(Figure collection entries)
++++++++++

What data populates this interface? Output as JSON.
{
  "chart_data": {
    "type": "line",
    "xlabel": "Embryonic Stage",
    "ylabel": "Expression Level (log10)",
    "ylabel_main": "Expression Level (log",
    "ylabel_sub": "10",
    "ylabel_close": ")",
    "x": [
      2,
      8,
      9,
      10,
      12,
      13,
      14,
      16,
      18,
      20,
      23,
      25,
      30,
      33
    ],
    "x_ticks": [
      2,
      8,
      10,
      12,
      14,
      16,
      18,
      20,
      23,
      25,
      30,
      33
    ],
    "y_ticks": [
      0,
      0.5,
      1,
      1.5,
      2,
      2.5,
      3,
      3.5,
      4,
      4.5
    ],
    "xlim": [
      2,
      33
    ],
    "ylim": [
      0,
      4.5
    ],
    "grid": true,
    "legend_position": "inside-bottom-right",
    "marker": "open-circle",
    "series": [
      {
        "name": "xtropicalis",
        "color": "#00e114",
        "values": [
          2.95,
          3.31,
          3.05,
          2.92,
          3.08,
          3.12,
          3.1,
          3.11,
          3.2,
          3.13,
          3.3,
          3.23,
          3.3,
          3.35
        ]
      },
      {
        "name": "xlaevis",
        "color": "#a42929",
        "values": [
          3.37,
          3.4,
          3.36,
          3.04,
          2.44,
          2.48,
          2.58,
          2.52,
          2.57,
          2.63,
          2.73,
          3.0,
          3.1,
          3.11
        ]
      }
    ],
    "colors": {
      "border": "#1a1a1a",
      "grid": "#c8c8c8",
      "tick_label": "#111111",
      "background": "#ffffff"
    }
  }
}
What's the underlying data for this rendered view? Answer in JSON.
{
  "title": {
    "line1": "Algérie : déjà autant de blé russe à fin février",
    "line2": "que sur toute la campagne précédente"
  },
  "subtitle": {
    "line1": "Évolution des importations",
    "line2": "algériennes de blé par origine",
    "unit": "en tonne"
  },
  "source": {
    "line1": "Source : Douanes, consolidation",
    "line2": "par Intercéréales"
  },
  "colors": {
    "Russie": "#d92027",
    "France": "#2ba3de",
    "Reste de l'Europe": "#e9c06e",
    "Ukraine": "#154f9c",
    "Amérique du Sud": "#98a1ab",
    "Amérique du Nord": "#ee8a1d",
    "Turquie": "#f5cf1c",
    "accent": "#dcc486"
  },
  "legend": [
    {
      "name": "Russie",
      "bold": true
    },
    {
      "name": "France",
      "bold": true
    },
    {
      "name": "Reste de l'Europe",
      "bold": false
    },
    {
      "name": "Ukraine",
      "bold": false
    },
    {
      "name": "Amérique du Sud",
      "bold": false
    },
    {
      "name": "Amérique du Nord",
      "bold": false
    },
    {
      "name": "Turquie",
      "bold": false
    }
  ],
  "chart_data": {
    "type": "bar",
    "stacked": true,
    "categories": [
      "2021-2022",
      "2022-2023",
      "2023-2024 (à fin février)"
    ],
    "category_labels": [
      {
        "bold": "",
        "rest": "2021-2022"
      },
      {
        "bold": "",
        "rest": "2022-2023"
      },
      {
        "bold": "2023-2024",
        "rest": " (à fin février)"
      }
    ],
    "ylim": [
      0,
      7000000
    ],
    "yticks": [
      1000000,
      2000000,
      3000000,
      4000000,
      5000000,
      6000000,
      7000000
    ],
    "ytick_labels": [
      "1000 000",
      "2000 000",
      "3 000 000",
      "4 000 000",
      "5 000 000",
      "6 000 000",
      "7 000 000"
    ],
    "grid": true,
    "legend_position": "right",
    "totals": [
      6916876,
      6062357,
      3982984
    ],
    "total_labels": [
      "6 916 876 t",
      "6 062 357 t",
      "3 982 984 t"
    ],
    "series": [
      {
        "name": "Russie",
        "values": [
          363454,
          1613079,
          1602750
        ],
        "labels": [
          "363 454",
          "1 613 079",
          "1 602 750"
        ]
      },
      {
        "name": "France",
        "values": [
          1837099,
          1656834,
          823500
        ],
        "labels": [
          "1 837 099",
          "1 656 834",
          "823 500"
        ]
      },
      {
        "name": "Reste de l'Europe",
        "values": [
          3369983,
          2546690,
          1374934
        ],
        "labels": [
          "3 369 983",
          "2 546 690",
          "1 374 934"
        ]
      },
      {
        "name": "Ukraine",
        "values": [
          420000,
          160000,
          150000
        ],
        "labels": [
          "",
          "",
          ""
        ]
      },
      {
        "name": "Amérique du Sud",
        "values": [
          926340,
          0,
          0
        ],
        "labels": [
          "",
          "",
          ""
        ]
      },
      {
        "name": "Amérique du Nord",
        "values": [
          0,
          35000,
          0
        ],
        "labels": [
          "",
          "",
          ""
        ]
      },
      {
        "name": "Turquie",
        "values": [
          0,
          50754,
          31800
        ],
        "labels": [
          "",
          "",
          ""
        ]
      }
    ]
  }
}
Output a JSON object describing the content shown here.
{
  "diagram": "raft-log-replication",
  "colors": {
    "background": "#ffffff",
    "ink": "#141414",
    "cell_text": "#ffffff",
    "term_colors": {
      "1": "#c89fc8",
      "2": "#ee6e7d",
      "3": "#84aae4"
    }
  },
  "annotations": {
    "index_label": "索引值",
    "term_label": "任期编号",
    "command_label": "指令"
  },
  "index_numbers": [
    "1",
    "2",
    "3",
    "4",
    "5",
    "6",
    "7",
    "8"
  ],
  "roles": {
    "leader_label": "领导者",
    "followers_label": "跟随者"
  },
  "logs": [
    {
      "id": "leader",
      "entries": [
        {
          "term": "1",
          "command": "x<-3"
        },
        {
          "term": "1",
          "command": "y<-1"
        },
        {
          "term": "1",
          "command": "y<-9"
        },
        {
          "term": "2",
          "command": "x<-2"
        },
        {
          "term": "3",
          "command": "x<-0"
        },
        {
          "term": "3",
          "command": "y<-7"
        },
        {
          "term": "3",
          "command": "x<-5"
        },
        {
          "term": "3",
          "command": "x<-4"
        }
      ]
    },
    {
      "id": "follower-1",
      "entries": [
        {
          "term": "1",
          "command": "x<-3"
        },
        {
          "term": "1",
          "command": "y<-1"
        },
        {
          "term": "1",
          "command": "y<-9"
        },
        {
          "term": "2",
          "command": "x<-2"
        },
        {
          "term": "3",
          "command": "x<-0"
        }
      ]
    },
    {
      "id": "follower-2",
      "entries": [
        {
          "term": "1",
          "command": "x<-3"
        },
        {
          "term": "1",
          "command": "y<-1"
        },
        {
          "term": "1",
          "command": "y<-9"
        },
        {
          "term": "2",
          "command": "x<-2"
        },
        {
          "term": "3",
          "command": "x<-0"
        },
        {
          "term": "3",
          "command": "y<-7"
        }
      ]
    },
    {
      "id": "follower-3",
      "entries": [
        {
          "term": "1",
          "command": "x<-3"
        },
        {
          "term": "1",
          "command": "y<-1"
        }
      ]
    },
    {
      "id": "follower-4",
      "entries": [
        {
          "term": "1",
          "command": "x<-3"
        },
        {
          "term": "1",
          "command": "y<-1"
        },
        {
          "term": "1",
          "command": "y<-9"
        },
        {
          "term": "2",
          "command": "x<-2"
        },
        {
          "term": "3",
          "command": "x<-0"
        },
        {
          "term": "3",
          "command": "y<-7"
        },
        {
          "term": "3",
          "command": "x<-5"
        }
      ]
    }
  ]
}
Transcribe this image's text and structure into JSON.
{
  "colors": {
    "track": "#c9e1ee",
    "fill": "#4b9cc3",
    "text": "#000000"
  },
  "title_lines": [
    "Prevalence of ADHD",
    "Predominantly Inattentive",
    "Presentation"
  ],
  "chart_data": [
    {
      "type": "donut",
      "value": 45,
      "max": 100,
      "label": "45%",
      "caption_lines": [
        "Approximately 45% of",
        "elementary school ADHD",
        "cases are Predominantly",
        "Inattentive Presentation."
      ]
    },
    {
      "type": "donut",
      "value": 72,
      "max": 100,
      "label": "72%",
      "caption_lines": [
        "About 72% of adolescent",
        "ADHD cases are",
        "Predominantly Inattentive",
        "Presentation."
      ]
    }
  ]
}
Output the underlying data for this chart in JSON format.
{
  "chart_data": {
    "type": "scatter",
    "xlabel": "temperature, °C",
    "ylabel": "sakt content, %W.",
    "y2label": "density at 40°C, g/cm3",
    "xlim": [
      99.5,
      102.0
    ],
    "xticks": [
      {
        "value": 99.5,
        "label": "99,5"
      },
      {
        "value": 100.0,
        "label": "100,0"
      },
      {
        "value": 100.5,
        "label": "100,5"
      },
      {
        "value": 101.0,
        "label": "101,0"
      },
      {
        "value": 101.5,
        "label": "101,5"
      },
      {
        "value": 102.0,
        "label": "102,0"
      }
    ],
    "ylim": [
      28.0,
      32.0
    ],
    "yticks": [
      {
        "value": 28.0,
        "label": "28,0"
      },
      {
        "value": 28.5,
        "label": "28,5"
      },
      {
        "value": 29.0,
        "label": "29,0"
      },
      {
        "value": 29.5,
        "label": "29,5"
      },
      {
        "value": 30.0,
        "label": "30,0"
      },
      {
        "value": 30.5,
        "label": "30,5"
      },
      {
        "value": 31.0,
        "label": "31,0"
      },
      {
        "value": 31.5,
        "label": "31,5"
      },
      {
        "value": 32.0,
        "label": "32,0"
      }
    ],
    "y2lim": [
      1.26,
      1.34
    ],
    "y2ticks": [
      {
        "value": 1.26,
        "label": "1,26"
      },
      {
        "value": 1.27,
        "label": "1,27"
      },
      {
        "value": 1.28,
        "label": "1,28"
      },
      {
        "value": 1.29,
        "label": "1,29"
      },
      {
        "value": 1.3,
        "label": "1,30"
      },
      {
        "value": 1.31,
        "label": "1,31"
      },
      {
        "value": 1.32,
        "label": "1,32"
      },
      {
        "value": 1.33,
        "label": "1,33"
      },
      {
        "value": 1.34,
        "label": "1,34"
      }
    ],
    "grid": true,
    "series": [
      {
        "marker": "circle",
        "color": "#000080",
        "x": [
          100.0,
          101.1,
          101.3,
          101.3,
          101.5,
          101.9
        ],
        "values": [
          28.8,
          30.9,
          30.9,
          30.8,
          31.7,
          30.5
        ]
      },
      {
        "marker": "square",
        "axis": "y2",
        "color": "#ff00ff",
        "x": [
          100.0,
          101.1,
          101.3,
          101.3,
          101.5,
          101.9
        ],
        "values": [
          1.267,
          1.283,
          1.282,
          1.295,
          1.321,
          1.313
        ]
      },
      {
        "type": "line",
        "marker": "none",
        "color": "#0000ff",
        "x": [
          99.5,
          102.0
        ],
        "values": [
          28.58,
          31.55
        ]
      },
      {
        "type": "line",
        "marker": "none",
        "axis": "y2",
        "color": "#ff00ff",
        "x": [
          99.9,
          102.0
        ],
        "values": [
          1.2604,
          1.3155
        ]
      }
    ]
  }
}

++++++++++

- _WHAT YOU SHOULD DO_
Which lines include "Predominantly"? Copy each of them out.

- _CORRECT ANSWER_
    "Predominantly Inattentive",
        "cases are Predominantly",
        "Predominantly Inattentive",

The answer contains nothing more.